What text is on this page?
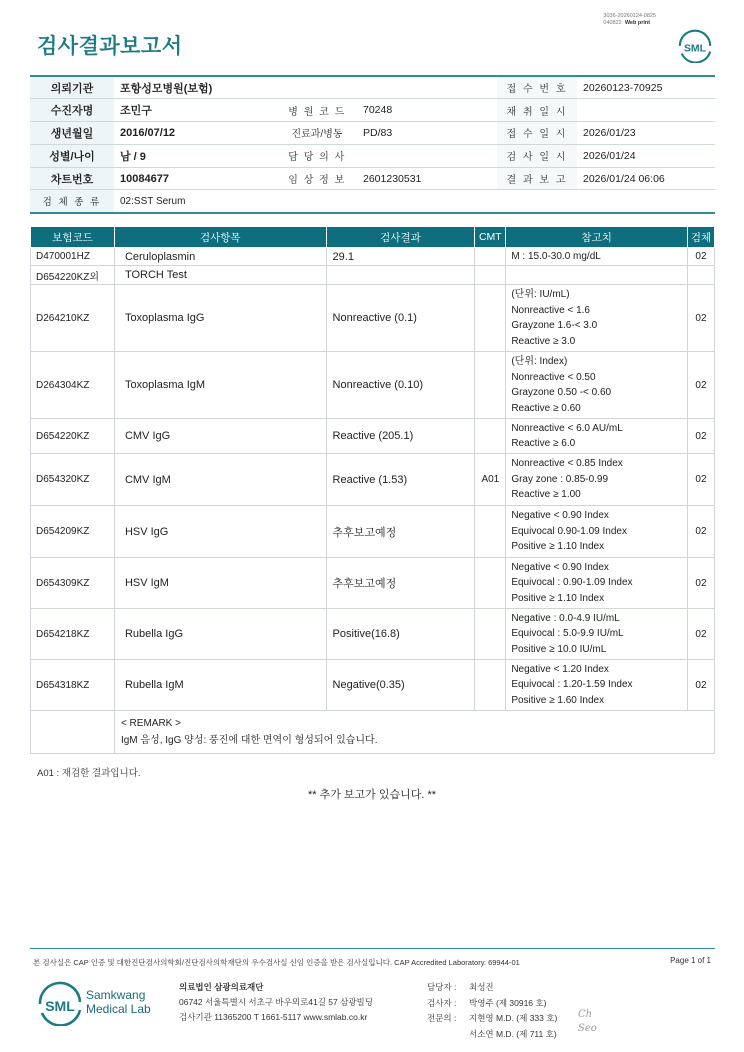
3036-20260124-0825
040822 Web print
검사결과보고서	SML
의뢰기관	포항성모병원(보험)			접 수 번 호	20260123-70925
수진자명	조민구	병 원 코 드	70248	채 취 일 시	
생년월일	2016/07/12	진료과/병동	PD/83	접 수 일 시	2026/01/23
성별/나이	남 / 9	담 당 의 사		검 사 일 시	2026/01/24
차트번호	10084677	임 상 정 보	2601230531	결 과 보 고	2026/01/24 06:06
검 체 종 류	02:SST Serum				
보험코드	검사항목	검사결과	CMT	참고치	검체
D470001HZ	Ceruloplasmin	29.1		M : 15.0-30.0 mg/dL	02
D654220KZ외	TORCH Test				
D264210KZ	Toxoplasma IgG	Nonreactive (0.1)		(단위: IU/mL)
Nonreactive < 1.6
Grayzone 1.6-< 3.0
Reactive ≥ 3.0	02
D264304KZ	Toxoplasma IgM	Nonreactive (0.10)		(단위: Index)
Nonreactive < 0.50
Grayzone 0.50 -< 0.60
Reactive ≥ 0.60	02
D654220KZ	CMV IgG	Reactive (205.1)		Nonreactive < 6.0 AU/mL
Reactive ≥ 6.0	02
D654320KZ	CMV IgM	Reactive (1.53)	A01	Nonreactive < 0.85 Index
Gray zone : 0.85-0.99
Reactive ≥ 1.00	02
D654209KZ	HSV IgG	추후보고예정		Negative < 0.90 Index
Equivocal 0.90-1.09 Index
Positive ≥ 1.10 Index	02
D654309KZ	HSV IgM	추후보고예정		Negative < 0.90 Index
Equivocal : 0.90-1.09 Index
Positive ≥ 1.10 Index	02
D654218KZ	Rubella IgG	Positive(16.8)		Negative : 0.0-4.9 IU/mL
Equivocal : 5.0-9.9 IU/mL
Positive ≥ 10.0 IU/mL	02
D654318KZ	Rubella IgM	Negative(0.35)		Negative < 1.20 Index
Equivocal : 1.20-1.59 Index
Positive ≥ 1.60 Index	02

	< REMARK >
IgM 음성, IgG 양성: 풍진에 대한 면역이 형성되어 있습니다.				
A01 : 재검한 결과입니다.
** 추가 보고가 있습니다. **
본 검사실은 CAP 인증 및 대한진단검사의학회/진단검사의학재단의 우수검사실 신임 인증을 받은 검사실입니다. CAP Accredited Laboratory. 69944-01	Page 1 of 1
SML
Samkwang
Medical Lab
의료법인 삼광의료재단
06742 서울특별시 서초구 바우뫼로41길 57 삼광빌딩
검사기관 11365200 T 1661-5117 www.smlab.co.kr
담당자 :	최성진
검사자 :	박영주 (제 30916 호)
전문의 :	지현영 M.D. (제 333 호)
서소연 M.D. (제 711 호)
Ch
Seo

────

▶ Written instruction: Exclude every picture and copy the remaining data exactly.

▶ Answer to this problem:
What text is on this page?
3036-20260124-0825
040822 Web print
검사결과보고서	SML
의뢰기관	포항성모병원(보험)			접 수 번 호	20260123-70925
수진자명	조민구	병 원 코 드	70248	채 취 일 시	
생년월일	2016/07/12	진료과/병동	PD/83	접 수 일 시	2026/01/23
성별/나이	남 / 9	담 당 의 사		검 사 일 시	2026/01/24
차트번호	10084677	임 상 정 보	2601230531	결 과 보 고	2026/01/24 06:06
검 체 종 류	02:SST Serum				
보험코드	검사항목	검사결과	CMT	참고치	검체
D470001HZ	Ceruloplasmin	29.1		M : 15.0-30.0 mg/dL	02
D654220KZ외	TORCH Test				
D264210KZ	Toxoplasma IgG	Nonreactive (0.1)		(단위: IU/mL)
Nonreactive < 1.6
Grayzone 1.6-< 3.0
Reactive ≥ 3.0	02
D264304KZ	Toxoplasma IgM	Nonreactive (0.10)		(단위: Index)
Nonreactive < 0.50
Grayzone 0.50 -< 0.60
Reactive ≥ 0.60	02
D654220KZ	CMV IgG	Reactive (205.1)		Nonreactive < 6.0 AU/mL
Reactive ≥ 6.0	02
D654320KZ	CMV IgM	Reactive (1.53)	A01	Nonreactive < 0.85 Index
Gray zone : 0.85-0.99
Reactive ≥ 1.00	02
D654209KZ	HSV IgG	추후보고예정		Negative < 0.90 Index
Equivocal 0.90-1.09 Index
Positive ≥ 1.10 Index	02
D654309KZ	HSV IgM	추후보고예정		Negative < 0.90 Index
Equivocal : 0.90-1.09 Index
Positive ≥ 1.10 Index	02
D654218KZ	Rubella IgG	Positive(16.8)		Negative : 0.0-4.9 IU/mL
Equivocal : 5.0-9.9 IU/mL
Positive ≥ 10.0 IU/mL	02
D654318KZ	Rubella IgM	Negative(0.35)		Negative < 1.20 Index
Equivocal : 1.20-1.59 Index
Positive ≥ 1.60 Index	02

	< REMARK >
IgM 음성, IgG 양성: 풍진에 대한 면역이 형성되어 있습니다.				
A01 : 재검한 결과입니다.
** 추가 보고가 있습니다. **
본 검사실은 CAP 인증 및 대한진단검사의학회/진단검사의학재단의 우수검사실 신임 인증을 받은 검사실입니다. CAP Accredited Laboratory. 69944-01	Page 1 of 1
SML
Samkwang
Medical Lab
의료법인 삼광의료재단
06742 서울특별시 서초구 바우뫼로41길 57 삼광빌딩
검사기관 11365200 T 1661-5117 www.smlab.co.kr
담당자 :	최성진
검사자 :	박영주 (제 30916 호)
전문의 :	지현영 M.D. (제 333 호)
서소연 M.D. (제 711 호)
Ch
Seo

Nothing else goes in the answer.